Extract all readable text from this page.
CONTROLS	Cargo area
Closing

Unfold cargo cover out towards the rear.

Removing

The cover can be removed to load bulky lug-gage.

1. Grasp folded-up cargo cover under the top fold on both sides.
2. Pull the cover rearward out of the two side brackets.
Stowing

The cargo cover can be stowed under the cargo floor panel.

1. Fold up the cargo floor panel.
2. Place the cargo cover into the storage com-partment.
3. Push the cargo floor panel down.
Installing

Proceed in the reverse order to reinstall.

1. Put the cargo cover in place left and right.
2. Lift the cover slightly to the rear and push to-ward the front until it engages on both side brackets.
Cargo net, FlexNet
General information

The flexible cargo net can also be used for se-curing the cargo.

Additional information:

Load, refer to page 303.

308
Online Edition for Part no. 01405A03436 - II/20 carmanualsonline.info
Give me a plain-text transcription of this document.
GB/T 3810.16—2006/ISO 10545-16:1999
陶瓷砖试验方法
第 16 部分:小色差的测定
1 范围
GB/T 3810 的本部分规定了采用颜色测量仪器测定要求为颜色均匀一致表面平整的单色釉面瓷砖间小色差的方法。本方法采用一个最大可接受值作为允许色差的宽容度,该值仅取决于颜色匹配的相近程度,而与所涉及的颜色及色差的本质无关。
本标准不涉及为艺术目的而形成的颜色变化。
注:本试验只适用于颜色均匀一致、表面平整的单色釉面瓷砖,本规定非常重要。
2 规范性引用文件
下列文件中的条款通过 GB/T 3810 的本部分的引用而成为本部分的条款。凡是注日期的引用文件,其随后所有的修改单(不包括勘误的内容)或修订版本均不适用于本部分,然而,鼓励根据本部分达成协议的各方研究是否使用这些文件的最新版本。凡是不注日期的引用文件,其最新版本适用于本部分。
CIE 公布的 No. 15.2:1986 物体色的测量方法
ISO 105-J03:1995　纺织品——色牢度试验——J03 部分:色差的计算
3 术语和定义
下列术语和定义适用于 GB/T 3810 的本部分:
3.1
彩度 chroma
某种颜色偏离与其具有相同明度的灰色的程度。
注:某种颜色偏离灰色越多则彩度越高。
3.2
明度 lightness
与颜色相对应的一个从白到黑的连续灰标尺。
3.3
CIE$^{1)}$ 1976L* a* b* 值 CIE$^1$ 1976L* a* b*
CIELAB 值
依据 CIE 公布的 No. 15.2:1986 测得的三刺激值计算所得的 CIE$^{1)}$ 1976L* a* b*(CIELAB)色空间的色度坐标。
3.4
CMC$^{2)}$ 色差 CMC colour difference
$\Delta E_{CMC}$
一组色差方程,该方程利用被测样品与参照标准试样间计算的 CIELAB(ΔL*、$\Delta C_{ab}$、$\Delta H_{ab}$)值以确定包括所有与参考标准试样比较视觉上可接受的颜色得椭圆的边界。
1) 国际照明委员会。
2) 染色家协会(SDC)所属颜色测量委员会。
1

§

_Your objective:_ Identify each line in the records above containing the word "information"; copy those lines.

_Output of the exercise:_
General information
Additional information:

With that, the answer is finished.